Start of Working data

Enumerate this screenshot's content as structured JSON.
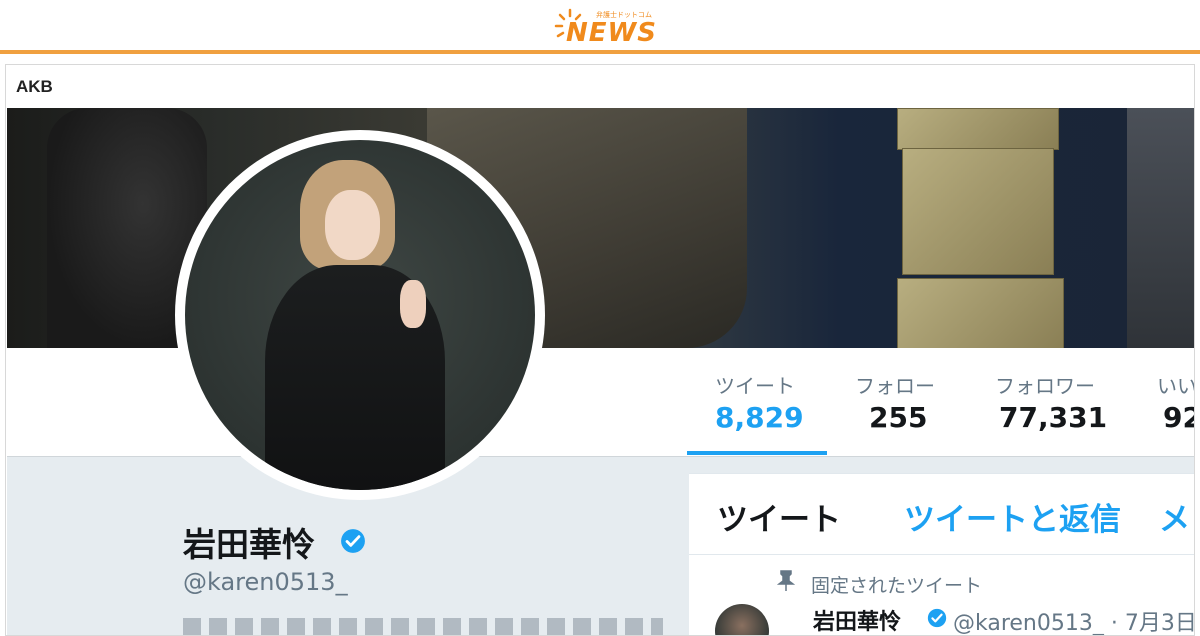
{
  "site": {
    "logo_word": "NEWS",
    "logo_tag": "弁護士ドットコム",
    "accent": "#f08a1c"
  },
  "card": {
    "label": "AKB"
  },
  "profile": {
    "display_name": "岩田華怜",
    "handle": "@karen0513_",
    "verified": true,
    "stats": [
      {
        "label": "ツイート",
        "value": "8,829",
        "active": true
      },
      {
        "label": "フォロー",
        "value": "255"
      },
      {
        "label": "フォロワー",
        "value": "77,331"
      },
      {
        "label": "いい",
        "value": "92"
      }
    ]
  },
  "timeline": {
    "tabs": [
      "ツイート",
      "ツイートと返信",
      "メ"
    ],
    "pinned_label": "固定されたツイート",
    "tweet": {
      "name": "岩田華怜",
      "handle": "@karen0513_",
      "date": "· 7月3日"
    }
  },
  "colors": {
    "twitter_blue": "#1da1f2",
    "text_dark": "#14171a",
    "text_gray": "#657786"
  }
}
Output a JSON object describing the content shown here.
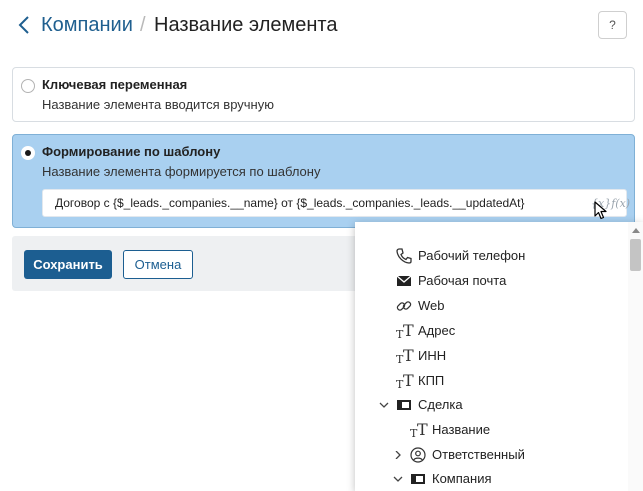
{
  "header": {
    "breadcrumb_link": "Компании",
    "separator": "/",
    "title": "Название элемента",
    "help_label": "?"
  },
  "options": {
    "manual": {
      "title": "Ключевая переменная",
      "description": "Название элемента вводится вручную",
      "selected": false
    },
    "template": {
      "title": "Формирование по шаблону",
      "description": "Название элемента формируется по шаблону",
      "selected": true,
      "value": "Договор с {$_leads._companies.__name} от {$_leads._companies._leads.__updatedAt}",
      "fx_label": "{x}f(x)"
    }
  },
  "actions": {
    "save_label": "Сохранить",
    "cancel_label": "Отмена"
  },
  "dropdown": {
    "items": [
      {
        "label": "Рабочий телефон",
        "icon": "phone-icon"
      },
      {
        "label": "Рабочая почта",
        "icon": "envelope-icon"
      },
      {
        "label": "Web",
        "icon": "link-icon"
      },
      {
        "label": "Адрес",
        "icon": "text-type-icon"
      },
      {
        "label": "ИНН",
        "icon": "text-type-icon"
      },
      {
        "label": "КПП",
        "icon": "text-type-icon"
      },
      {
        "label": "Сделка",
        "icon": "app-icon",
        "expanded": true
      },
      {
        "label": "Название",
        "icon": "text-type-icon"
      },
      {
        "label": "Ответственный",
        "icon": "user-icon",
        "expanded": false
      },
      {
        "label": "Компания",
        "icon": "app-icon",
        "expanded": true
      }
    ]
  },
  "colors": {
    "accent": "#1c5e91",
    "selected_option_bg": "#a9d0f0",
    "link": "#1f5f8f"
  }
}
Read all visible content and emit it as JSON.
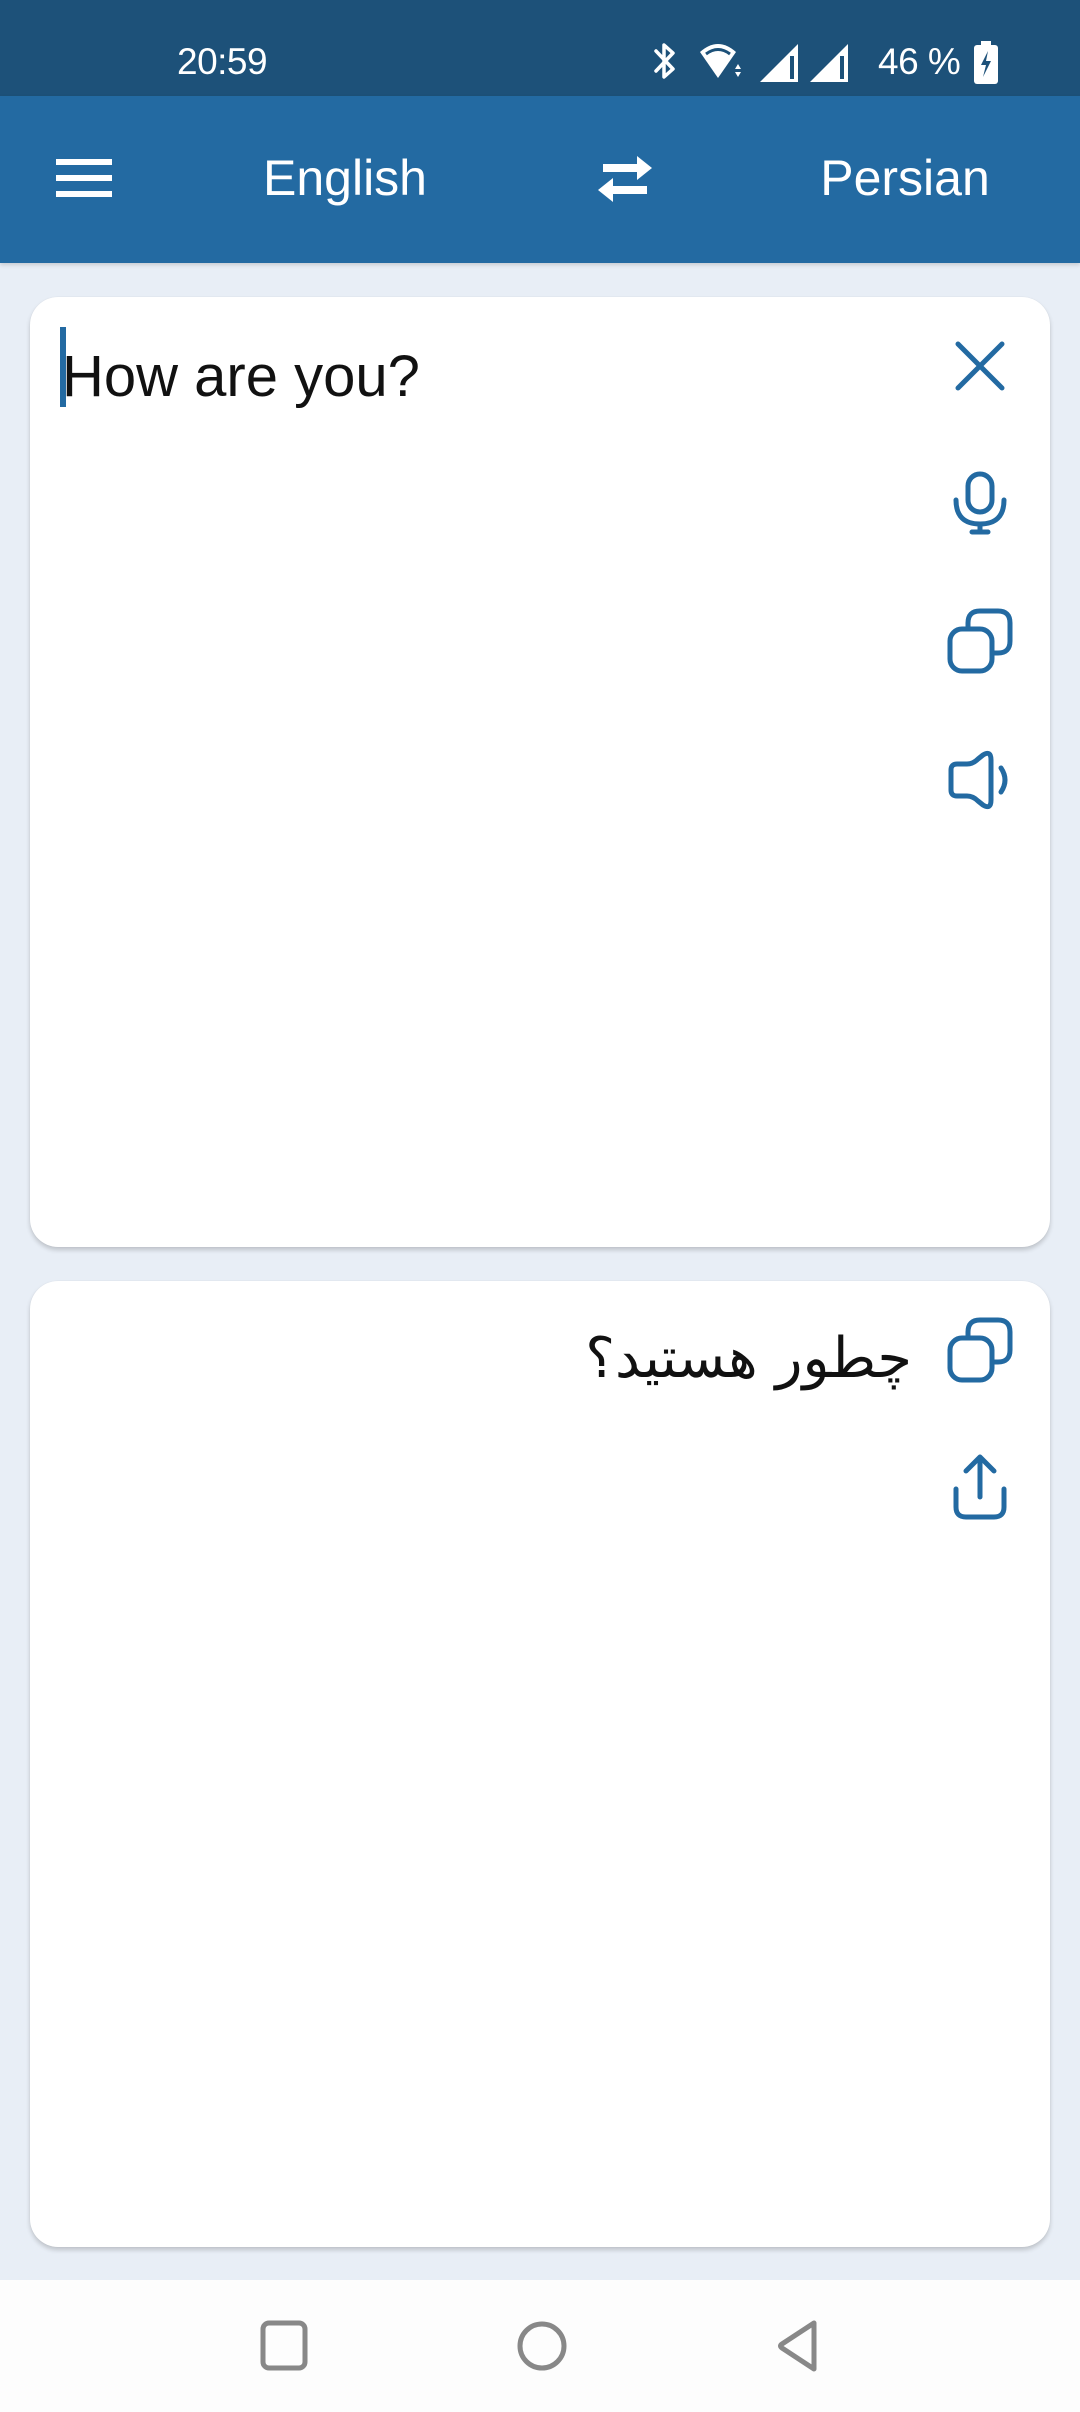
{
  "status_bar": {
    "time": "20:59",
    "battery_percent": "46 %",
    "icons": [
      "bluetooth-icon",
      "wifi-icon",
      "signal-icon",
      "signal-icon",
      "battery-charging-icon"
    ]
  },
  "app_bar": {
    "menu_icon": "hamburger-menu-icon",
    "source_language": "English",
    "swap_icon": "swap-arrows-icon",
    "target_language": "Persian"
  },
  "input_card": {
    "text": "How are you?",
    "actions": [
      {
        "icon": "close-icon",
        "label": "Clear"
      },
      {
        "icon": "microphone-icon",
        "label": "Voice input"
      },
      {
        "icon": "copy-icon",
        "label": "Copy"
      },
      {
        "icon": "speaker-icon",
        "label": "Speak"
      }
    ]
  },
  "output_card": {
    "text": "چطور هستید؟",
    "actions": [
      {
        "icon": "copy-icon",
        "label": "Copy"
      },
      {
        "icon": "share-icon",
        "label": "Share"
      }
    ]
  },
  "nav_bar": {
    "buttons": [
      {
        "icon": "recents-square-icon",
        "label": "Recents"
      },
      {
        "icon": "home-circle-icon",
        "label": "Home"
      },
      {
        "icon": "back-triangle-icon",
        "label": "Back"
      }
    ]
  },
  "colors": {
    "status_bar": "#1d5179",
    "app_bar": "#236aa2",
    "accent": "#236aa2",
    "background": "#e8eef6",
    "card": "#ffffff"
  }
}
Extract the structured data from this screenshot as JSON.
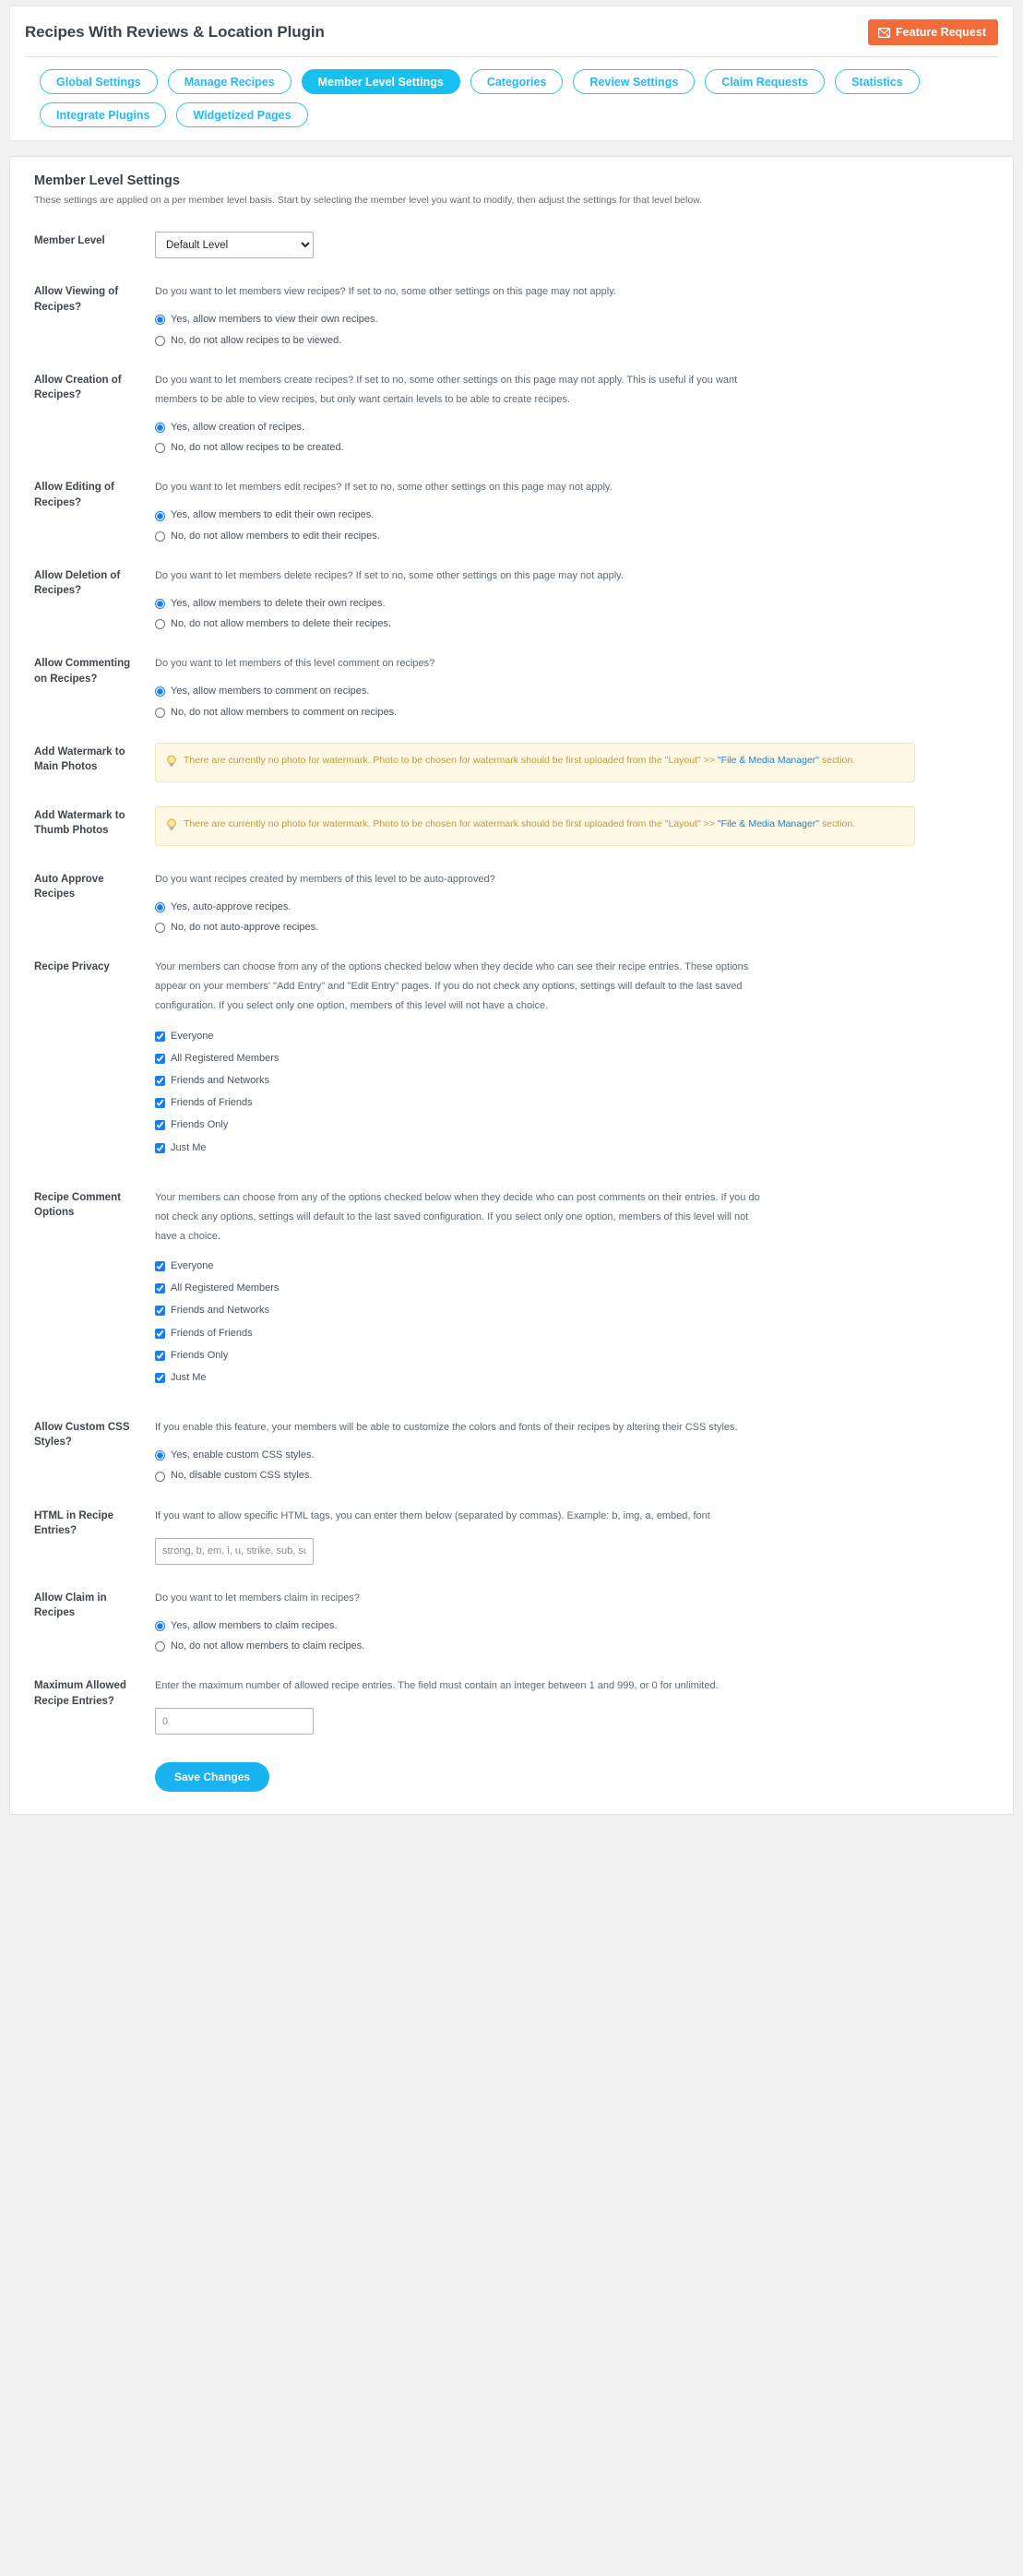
{
  "header": {
    "plugin_title": "Recipes With Reviews & Location Plugin",
    "feature_request_label": "Feature Request"
  },
  "tabs": [
    {
      "label": "Global Settings",
      "active": false
    },
    {
      "label": "Manage Recipes",
      "active": false
    },
    {
      "label": "Member Level Settings",
      "active": true
    },
    {
      "label": "Categories",
      "active": false
    },
    {
      "label": "Review Settings",
      "active": false
    },
    {
      "label": "Claim Requests",
      "active": false
    },
    {
      "label": "Statistics",
      "active": false
    },
    {
      "label": "Integrate Plugins",
      "active": false
    },
    {
      "label": "Widgetized Pages",
      "active": false
    }
  ],
  "section": {
    "title": "Member Level Settings",
    "subtitle": "These settings are applied on a per member level basis. Start by selecting the member level you want to modify, then adjust the settings for that level below."
  },
  "member_level": {
    "label": "Member Level",
    "selected": "Default Level",
    "options": [
      "Default Level"
    ]
  },
  "viewing": {
    "label": "Allow Viewing of Recipes?",
    "desc": "Do you want to let members view recipes? If set to no, some other settings on this page may not apply.",
    "yes": "Yes, allow members to view their own recipes.",
    "no": "No, do not allow recipes to be viewed.",
    "selected": "yes"
  },
  "creation": {
    "label": "Allow Creation of Recipes?",
    "desc": "Do you want to let members create recipes? If set to no, some other settings on this page may not apply. This is useful if you want members to be able to view recipes, but only want certain levels to be able to create recipes.",
    "yes": "Yes, allow creation of recipes.",
    "no": "No, do not allow recipes to be created.",
    "selected": "yes"
  },
  "editing": {
    "label": "Allow Editing of Recipes?",
    "desc": "Do you want to let members edit recipes? If set to no, some other settings on this page may not apply.",
    "yes": "Yes, allow members to edit their own recipes.",
    "no": "No, do not allow members to edit their recipes.",
    "selected": "yes"
  },
  "deletion": {
    "label": "Allow Deletion of Recipes?",
    "desc": "Do you want to let members delete recipes? If set to no, some other settings on this page may not apply.",
    "yes": "Yes, allow members to delete their own recipes.",
    "no": "No, do not allow members to delete their recipes.",
    "selected": "yes"
  },
  "commenting": {
    "label": "Allow Commenting on Recipes?",
    "desc": "Do you want to let members of this level comment on recipes?",
    "yes": "Yes, allow members to comment on recipes.",
    "no": "No, do not allow members to comment on recipes.",
    "selected": "yes"
  },
  "watermark_main": {
    "label": "Add Watermark to Main Photos",
    "note_before": "There are currently no photo for watermark. Photo to be chosen for watermark should be first uploaded from the \"Layout\" >> ",
    "note_link": "\"File & Media Manager\"",
    "note_after": " section."
  },
  "watermark_thumb": {
    "label": "Add Watermark to Thumb Photos",
    "note_before": "There are currently no photo for watermark. Photo to be chosen for watermark should be first uploaded from the \"Layout\" >> ",
    "note_link": "\"File & Media Manager\"",
    "note_after": " section."
  },
  "auto_approve": {
    "label": "Auto Approve Recipes",
    "desc": "Do you want recipes created by members of this level to be auto-approved?",
    "yes": "Yes, auto-approve recipes.",
    "no": "No, do not auto-approve recipes.",
    "selected": "yes"
  },
  "recipe_privacy": {
    "label": "Recipe Privacy",
    "desc": "Your members can choose from any of the options checked below when they decide who can see their recipe entries. These options appear on your members' \"Add Entry\" and \"Edit Entry\" pages. If you do not check any options, settings will default to the last saved configuration. If you select only one option, members of this level will not have a choice.",
    "options": [
      {
        "label": "Everyone",
        "checked": true
      },
      {
        "label": "All Registered Members",
        "checked": true
      },
      {
        "label": "Friends and Networks",
        "checked": true
      },
      {
        "label": "Friends of Friends",
        "checked": true
      },
      {
        "label": "Friends Only",
        "checked": true
      },
      {
        "label": "Just Me",
        "checked": true
      }
    ]
  },
  "comment_options": {
    "label": "Recipe Comment Options",
    "desc": "Your members can choose from any of the options checked below when they decide who can post comments on their entries. If you do not check any options, settings will default to the last saved configuration. If you select only one option, members of this level will not have a choice.",
    "options": [
      {
        "label": "Everyone",
        "checked": true
      },
      {
        "label": "All Registered Members",
        "checked": true
      },
      {
        "label": "Friends and Networks",
        "checked": true
      },
      {
        "label": "Friends of Friends",
        "checked": true
      },
      {
        "label": "Friends Only",
        "checked": true
      },
      {
        "label": "Just Me",
        "checked": true
      }
    ]
  },
  "custom_css": {
    "label": "Allow Custom CSS Styles?",
    "desc": "If you enable this feature, your members will be able to customize the colors and fonts of their recipes by altering their CSS styles.",
    "yes": "Yes, enable custom CSS styles.",
    "no": "No, disable custom CSS styles.",
    "selected": "yes"
  },
  "html_entries": {
    "label": "HTML in Recipe Entries?",
    "desc": "If you want to allow specific HTML tags, you can enter them below (separated by commas). Example: b, img, a, embed, font",
    "value": "",
    "placeholder": "strong, b, em, i, u, strike, sub, sup, p, div, pre"
  },
  "claim": {
    "label": "Allow Claim in Recipes",
    "desc": "Do you want to let members claim in recipes?",
    "yes": "Yes, allow members to claim recipes.",
    "no": "No, do not allow members to claim recipes.",
    "selected": "yes"
  },
  "max_entries": {
    "label": "Maximum Allowed Recipe Entries?",
    "desc": "Enter the maximum number of allowed recipe entries. The field must contain an integer between 1 and 999, or 0 for unlimited.",
    "value": "",
    "placeholder": "0"
  },
  "save": {
    "label": "Save Changes"
  },
  "colors": {
    "accent": "#18c0f0",
    "feature_request": "#f26b38",
    "note_bg": "#fdf8e3",
    "note_text": "#c19a3e",
    "link": "#2a7fc9"
  }
}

End of Working data

- **Your instructions**
Search the entries for the string "элемента" and collect each line that has it.

- **Task output**
    "title": "Название элемента",
      "description": "Название элемента вводится вручную",
      "description": "Название элемента формируется по шаблону",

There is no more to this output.